(Structured figure records)

◆ ◆ ◆

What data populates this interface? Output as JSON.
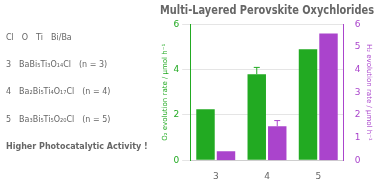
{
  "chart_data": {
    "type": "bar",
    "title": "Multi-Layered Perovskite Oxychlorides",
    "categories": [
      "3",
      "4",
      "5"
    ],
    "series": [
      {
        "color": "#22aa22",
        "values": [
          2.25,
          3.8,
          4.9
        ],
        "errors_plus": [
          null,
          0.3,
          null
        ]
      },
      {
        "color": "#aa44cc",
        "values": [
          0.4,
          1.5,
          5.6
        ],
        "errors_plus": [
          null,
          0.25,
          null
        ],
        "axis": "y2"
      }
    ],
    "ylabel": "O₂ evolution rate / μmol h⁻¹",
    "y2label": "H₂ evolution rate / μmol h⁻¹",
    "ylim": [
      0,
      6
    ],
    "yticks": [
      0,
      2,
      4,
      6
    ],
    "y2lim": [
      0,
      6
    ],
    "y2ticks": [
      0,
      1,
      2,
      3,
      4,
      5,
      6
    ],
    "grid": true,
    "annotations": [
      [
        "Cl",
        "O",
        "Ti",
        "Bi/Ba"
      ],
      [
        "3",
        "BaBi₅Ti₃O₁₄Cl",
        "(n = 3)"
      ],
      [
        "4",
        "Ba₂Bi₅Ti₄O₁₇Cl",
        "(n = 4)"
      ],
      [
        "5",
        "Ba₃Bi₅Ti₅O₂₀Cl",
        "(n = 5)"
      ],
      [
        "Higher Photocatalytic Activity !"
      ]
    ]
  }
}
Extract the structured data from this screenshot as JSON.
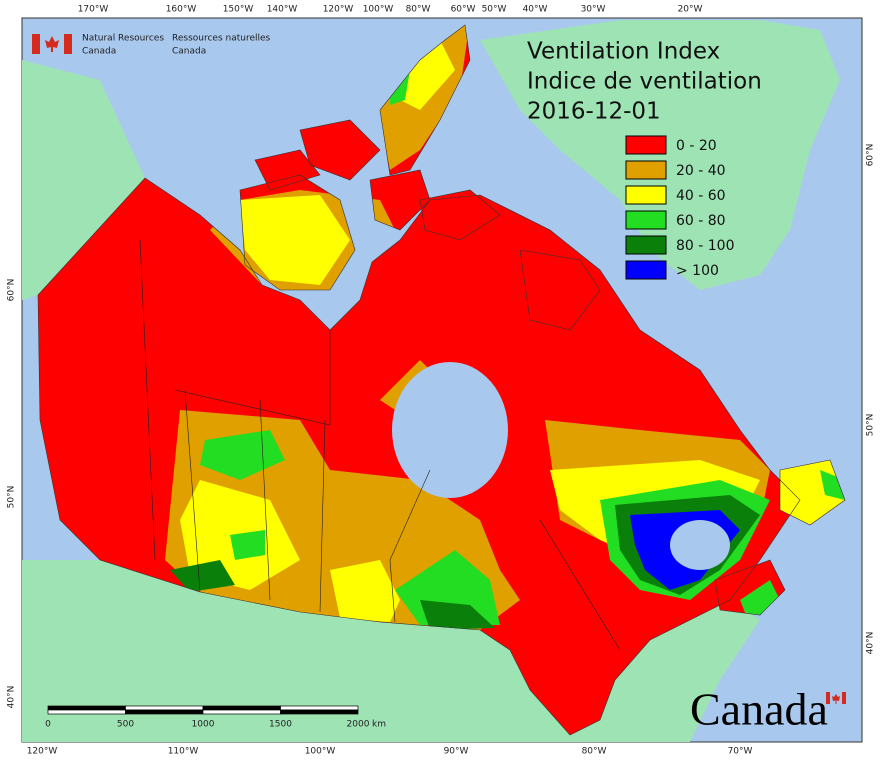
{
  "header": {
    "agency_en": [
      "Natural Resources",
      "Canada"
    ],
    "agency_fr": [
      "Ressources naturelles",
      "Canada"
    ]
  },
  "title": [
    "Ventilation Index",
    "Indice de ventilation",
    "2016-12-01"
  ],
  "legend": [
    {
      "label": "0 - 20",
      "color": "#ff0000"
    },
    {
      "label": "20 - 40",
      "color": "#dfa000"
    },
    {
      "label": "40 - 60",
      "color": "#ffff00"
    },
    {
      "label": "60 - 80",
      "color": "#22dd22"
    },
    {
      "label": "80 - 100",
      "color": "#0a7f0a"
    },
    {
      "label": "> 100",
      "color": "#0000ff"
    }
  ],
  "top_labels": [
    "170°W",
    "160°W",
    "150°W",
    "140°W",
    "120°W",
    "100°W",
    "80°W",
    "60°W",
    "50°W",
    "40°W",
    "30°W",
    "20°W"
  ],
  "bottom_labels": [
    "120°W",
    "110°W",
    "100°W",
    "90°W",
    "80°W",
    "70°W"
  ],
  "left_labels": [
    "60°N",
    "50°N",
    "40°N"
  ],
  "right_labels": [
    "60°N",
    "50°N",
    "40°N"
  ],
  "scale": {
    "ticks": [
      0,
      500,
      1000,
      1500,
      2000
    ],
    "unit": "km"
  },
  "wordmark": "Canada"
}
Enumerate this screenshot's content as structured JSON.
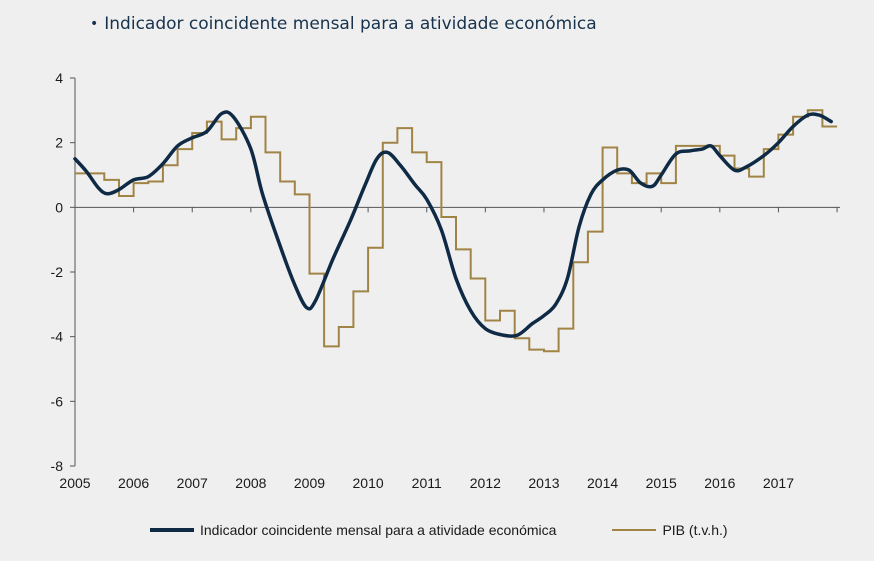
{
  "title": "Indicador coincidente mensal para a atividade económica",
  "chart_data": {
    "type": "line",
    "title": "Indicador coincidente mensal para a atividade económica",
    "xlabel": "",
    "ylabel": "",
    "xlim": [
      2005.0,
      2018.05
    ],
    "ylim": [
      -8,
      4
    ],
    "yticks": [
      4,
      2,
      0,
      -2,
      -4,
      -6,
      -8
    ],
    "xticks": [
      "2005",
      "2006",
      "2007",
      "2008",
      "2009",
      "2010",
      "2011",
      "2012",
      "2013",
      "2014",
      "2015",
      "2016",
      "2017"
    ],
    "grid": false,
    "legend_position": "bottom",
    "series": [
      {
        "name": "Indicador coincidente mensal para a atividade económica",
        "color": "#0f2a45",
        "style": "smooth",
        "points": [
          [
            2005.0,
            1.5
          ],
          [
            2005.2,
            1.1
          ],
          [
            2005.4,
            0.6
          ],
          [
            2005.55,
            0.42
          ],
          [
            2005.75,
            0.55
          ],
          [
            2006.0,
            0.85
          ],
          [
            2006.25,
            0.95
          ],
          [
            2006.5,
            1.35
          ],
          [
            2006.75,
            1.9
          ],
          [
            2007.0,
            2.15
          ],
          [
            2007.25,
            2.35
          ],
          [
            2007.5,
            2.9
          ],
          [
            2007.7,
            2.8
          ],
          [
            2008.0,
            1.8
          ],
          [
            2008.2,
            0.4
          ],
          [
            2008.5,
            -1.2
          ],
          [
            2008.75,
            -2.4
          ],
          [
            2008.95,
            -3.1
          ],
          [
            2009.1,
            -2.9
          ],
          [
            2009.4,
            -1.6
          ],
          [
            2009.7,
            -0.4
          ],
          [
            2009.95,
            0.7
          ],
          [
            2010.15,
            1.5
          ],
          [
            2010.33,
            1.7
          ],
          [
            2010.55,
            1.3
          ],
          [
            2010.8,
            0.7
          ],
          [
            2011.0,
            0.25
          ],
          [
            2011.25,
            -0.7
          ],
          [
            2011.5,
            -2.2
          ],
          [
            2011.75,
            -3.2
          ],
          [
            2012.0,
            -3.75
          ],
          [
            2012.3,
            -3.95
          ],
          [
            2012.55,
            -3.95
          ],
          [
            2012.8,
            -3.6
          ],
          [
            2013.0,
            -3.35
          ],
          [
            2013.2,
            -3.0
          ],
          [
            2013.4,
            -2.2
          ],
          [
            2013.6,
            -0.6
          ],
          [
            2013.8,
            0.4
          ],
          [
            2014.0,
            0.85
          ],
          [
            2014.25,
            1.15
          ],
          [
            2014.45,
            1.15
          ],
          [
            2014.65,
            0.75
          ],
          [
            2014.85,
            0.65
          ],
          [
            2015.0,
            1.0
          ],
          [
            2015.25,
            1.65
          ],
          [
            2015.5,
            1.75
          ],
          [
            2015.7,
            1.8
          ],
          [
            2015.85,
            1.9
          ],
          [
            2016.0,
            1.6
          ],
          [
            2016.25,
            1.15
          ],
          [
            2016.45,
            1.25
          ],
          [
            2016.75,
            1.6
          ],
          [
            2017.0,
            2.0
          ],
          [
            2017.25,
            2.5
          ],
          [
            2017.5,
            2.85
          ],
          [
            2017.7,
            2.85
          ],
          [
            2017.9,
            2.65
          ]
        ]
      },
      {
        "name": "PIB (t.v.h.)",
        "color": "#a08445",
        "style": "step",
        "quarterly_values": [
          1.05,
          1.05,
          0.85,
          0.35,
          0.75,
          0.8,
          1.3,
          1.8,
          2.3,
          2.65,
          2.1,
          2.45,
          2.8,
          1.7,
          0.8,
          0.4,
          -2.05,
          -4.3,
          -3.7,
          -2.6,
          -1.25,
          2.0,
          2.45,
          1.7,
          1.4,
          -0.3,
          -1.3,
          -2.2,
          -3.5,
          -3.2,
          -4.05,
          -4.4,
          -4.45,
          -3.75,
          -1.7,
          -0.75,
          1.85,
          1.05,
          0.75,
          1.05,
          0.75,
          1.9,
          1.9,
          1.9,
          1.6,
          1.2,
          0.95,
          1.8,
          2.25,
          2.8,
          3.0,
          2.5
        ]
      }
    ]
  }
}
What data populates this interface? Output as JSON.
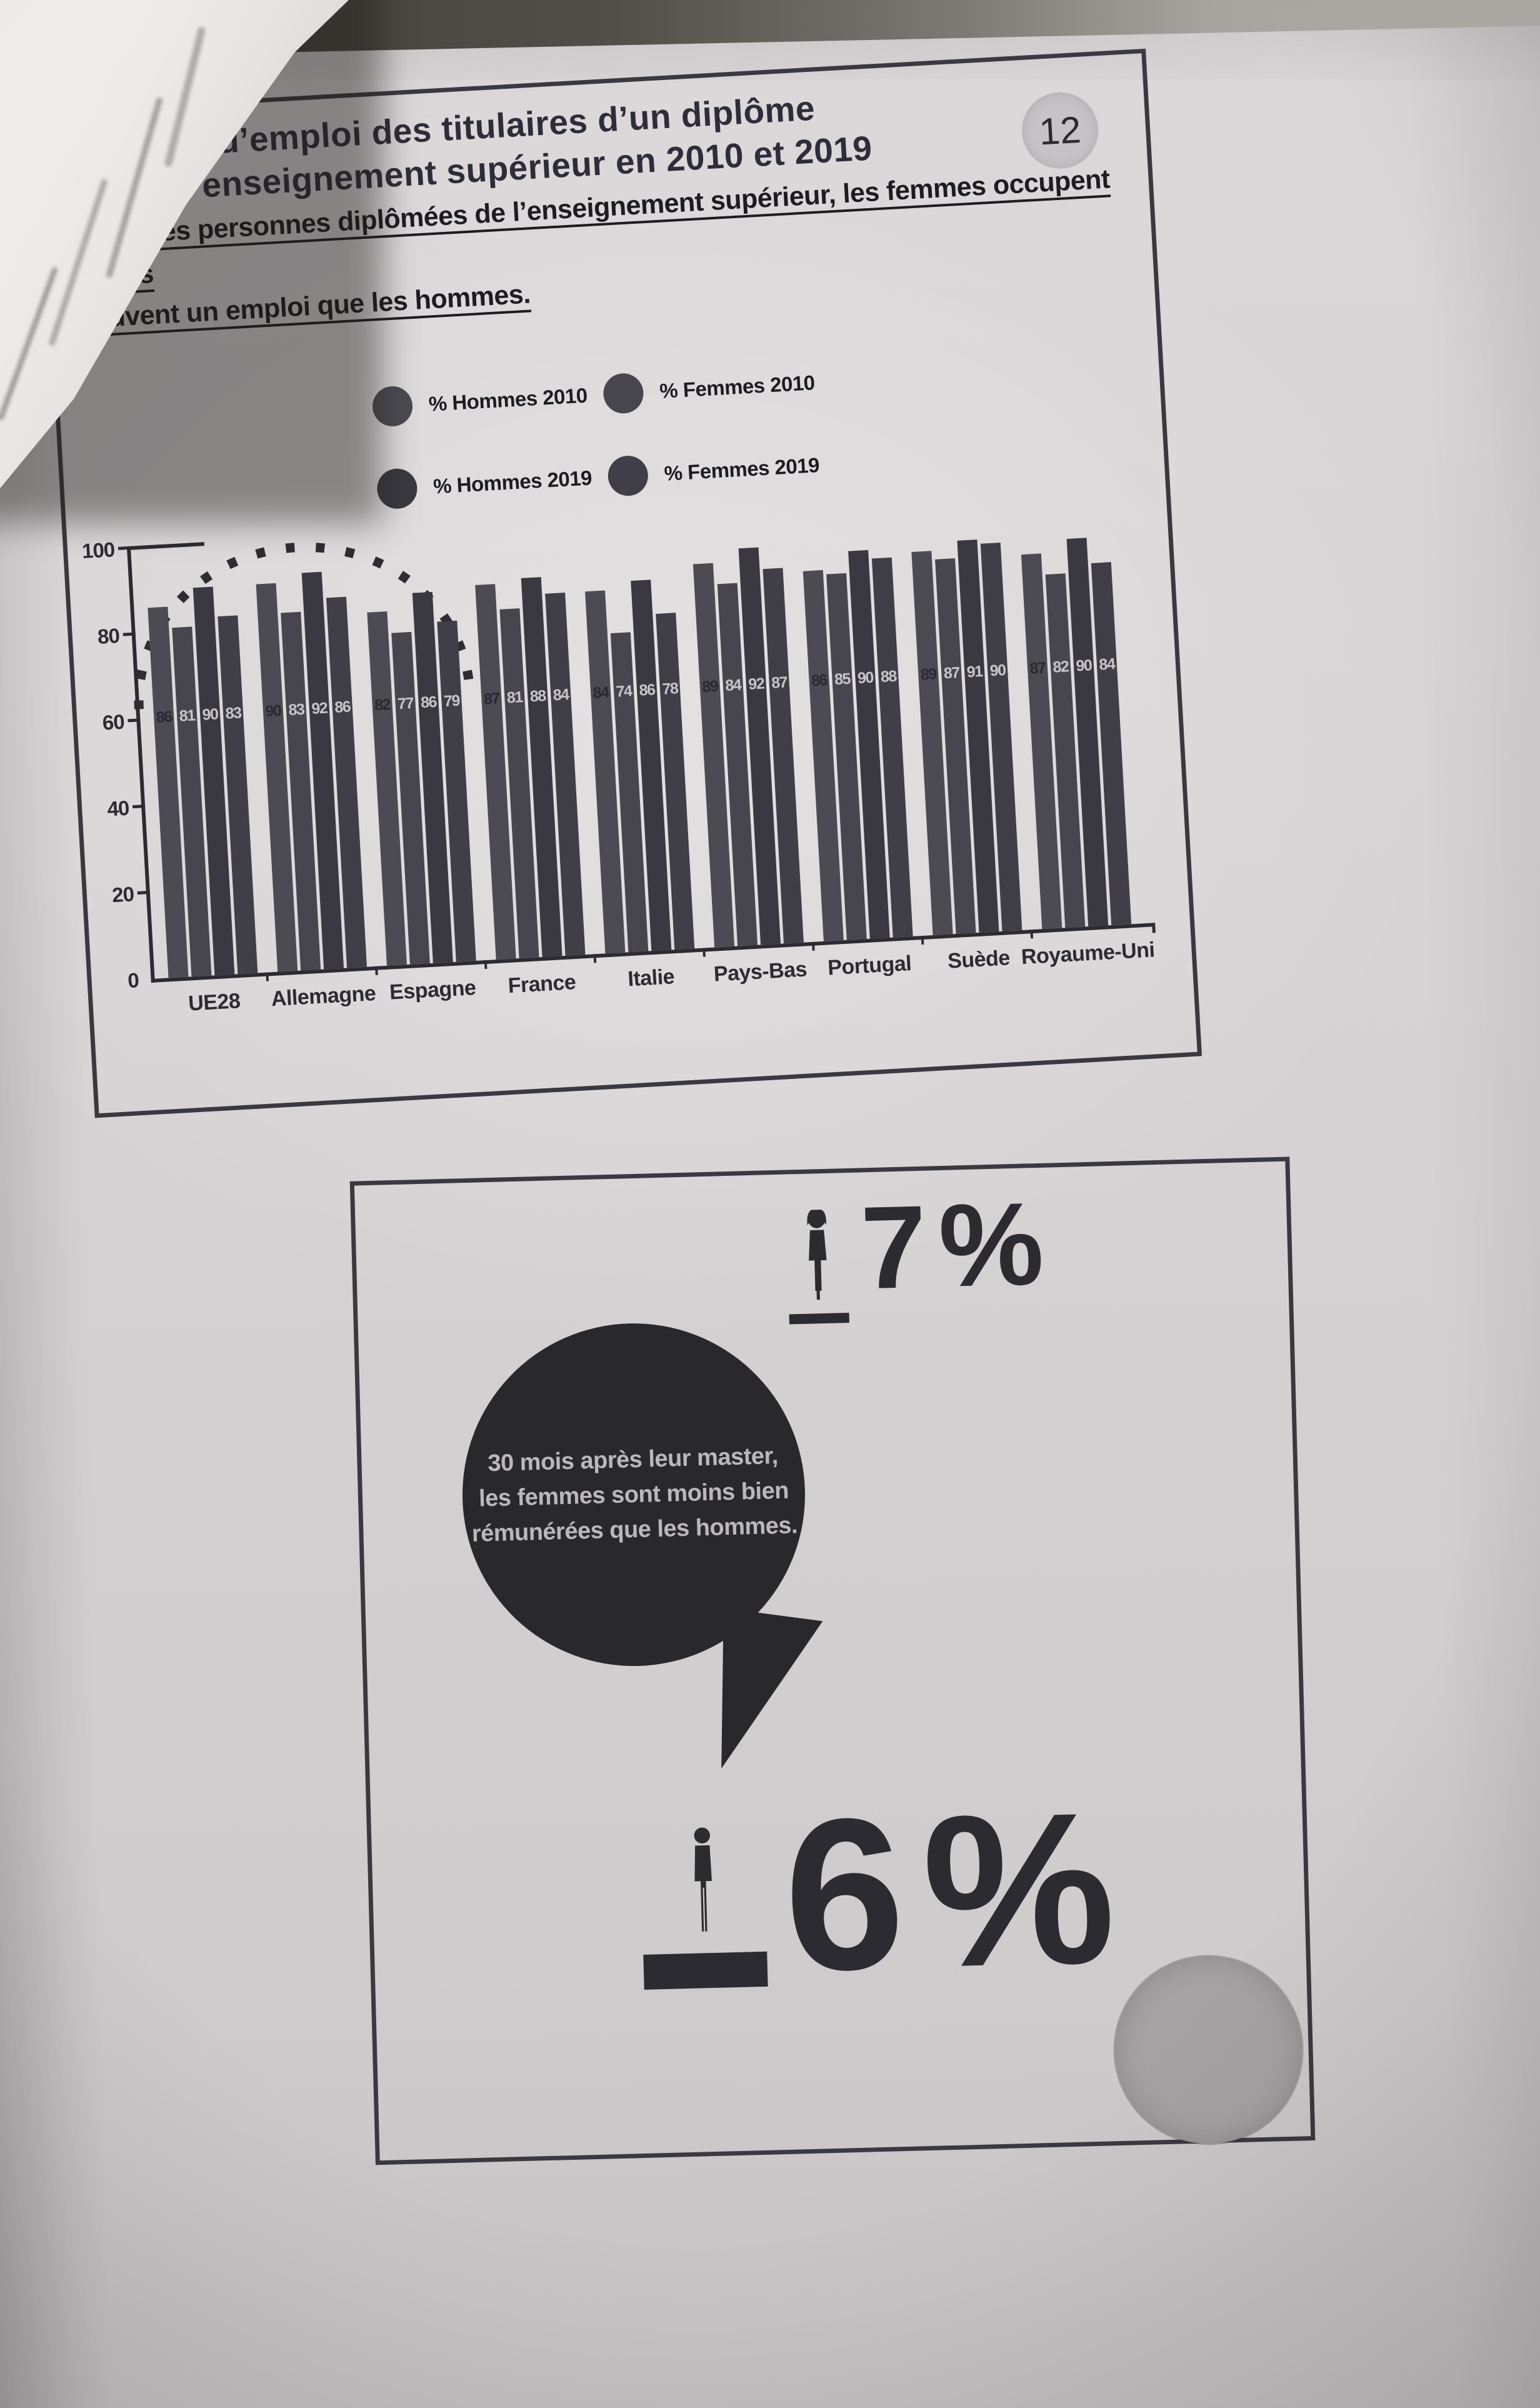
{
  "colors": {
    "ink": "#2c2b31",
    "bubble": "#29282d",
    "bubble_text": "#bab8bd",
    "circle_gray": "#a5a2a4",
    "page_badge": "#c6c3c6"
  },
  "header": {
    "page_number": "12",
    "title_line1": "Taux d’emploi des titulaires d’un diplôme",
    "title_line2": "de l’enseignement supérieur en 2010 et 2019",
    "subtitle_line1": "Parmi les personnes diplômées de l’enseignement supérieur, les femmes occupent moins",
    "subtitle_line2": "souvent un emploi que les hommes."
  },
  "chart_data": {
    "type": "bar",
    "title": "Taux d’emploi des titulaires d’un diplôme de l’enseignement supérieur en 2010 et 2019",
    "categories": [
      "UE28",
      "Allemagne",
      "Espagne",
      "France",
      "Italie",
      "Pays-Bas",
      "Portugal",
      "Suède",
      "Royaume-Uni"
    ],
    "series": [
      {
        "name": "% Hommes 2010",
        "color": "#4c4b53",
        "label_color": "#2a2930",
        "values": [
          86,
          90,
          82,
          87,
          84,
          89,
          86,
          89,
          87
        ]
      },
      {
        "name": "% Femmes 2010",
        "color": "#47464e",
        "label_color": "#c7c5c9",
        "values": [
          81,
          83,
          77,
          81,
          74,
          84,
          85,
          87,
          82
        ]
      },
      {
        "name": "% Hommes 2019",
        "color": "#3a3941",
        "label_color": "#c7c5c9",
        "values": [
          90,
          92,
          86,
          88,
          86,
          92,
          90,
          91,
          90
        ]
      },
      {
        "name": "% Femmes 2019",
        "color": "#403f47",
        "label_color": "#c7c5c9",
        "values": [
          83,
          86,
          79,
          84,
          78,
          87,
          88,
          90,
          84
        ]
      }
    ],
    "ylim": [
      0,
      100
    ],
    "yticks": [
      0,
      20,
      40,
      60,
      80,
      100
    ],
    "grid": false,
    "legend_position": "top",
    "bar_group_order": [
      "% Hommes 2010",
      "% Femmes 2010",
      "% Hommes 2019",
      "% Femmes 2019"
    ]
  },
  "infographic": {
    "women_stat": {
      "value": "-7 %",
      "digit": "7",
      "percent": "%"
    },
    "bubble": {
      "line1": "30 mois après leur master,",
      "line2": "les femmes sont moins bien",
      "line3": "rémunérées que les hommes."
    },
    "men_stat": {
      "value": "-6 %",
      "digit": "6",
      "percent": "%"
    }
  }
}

◆ ◆ ◆

▶ _Instructions to follow_: Copy each line above where the string "titulaires" occurs.

▶ _Response to this task_:
    "title_line1": "Taux d’emploi des titulaires d’un diplôme",
    "title": "Taux d’emploi des titulaires d’un diplôme de l’enseignement supérieur en 2010 et 2019",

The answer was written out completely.